• **Given request**: Quote the listing in full, exactly as given, minus any pictures.

(Data excerpts)
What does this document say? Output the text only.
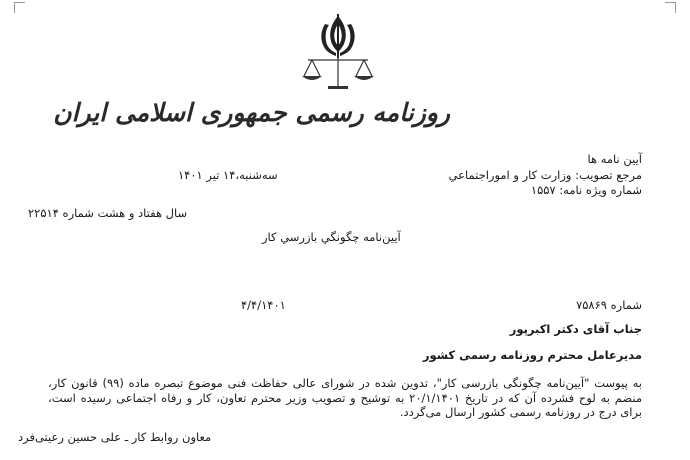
روزنامه رسمی جمهوری اسلامی ایران
آیین نامه ها
مرجع تصویب: وزارت کار و اموراجتماعي
شماره ویژه نامه: ۱۵۵۷
سه‌شنبه،۱۴ تیر ۱۴۰۱
سال هفتاد و هشت شماره ۲۲۵۱۴
آيين‌نامه چگونگي بازرسي كار
شماره ۷۵۸۶۹
۴/۴/۱۴۰۱
جناب آقای دکتر اکبرپور
مدیرعامل محترم روزنامه رسمی کشور
به پیوست "آیین‌نامه چگونگی بازرسی کار"، تدوین شده در شورای عالی حفاظت فنی موضوع تبصره ماده (۹۹) قانون کار، منضم به لوح فشرده آن که در تاریخ ۲۰/۱/۱۴۰۱ به توشیح و تصویب وزیر محترم تعاون، کار و رفاه اجتماعی رسیده است، برای درج در روزنامه رسمی کشور ارسال می‌گردد.
معاون روابط کار ـ علی حسین رعیتی‌فرد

• **Task result**:
What does this document say? Output the text only.
روزنامه رسمی جمهوری اسلامی ایران
آیین نامه ها
مرجع تصویب: وزارت کار و اموراجتماعي
شماره ویژه نامه: ۱۵۵۷
سه‌شنبه،۱۴ تیر ۱۴۰۱
سال هفتاد و هشت شماره ۲۲۵۱۴
آيين‌نامه چگونگي بازرسي كار
شماره ۷۵۸۶۹
۴/۴/۱۴۰۱
جناب آقای دکتر اکبرپور
مدیرعامل محترم روزنامه رسمی کشور
به پیوست "آیین‌نامه چگونگی بازرسی کار"، تدوین شده در شورای عالی حفاظت فنی موضوع تبصره ماده (۹۹) قانون کار، منضم به لوح فشرده آن که در تاریخ ۲۰/۱/۱۴۰۱ به توشیح و تصویب وزیر محترم تعاون، کار و رفاه اجتماعی رسیده است، برای درج در روزنامه رسمی کشور ارسال می‌گردد.
معاون روابط کار ـ علی حسین رعیتی‌فرد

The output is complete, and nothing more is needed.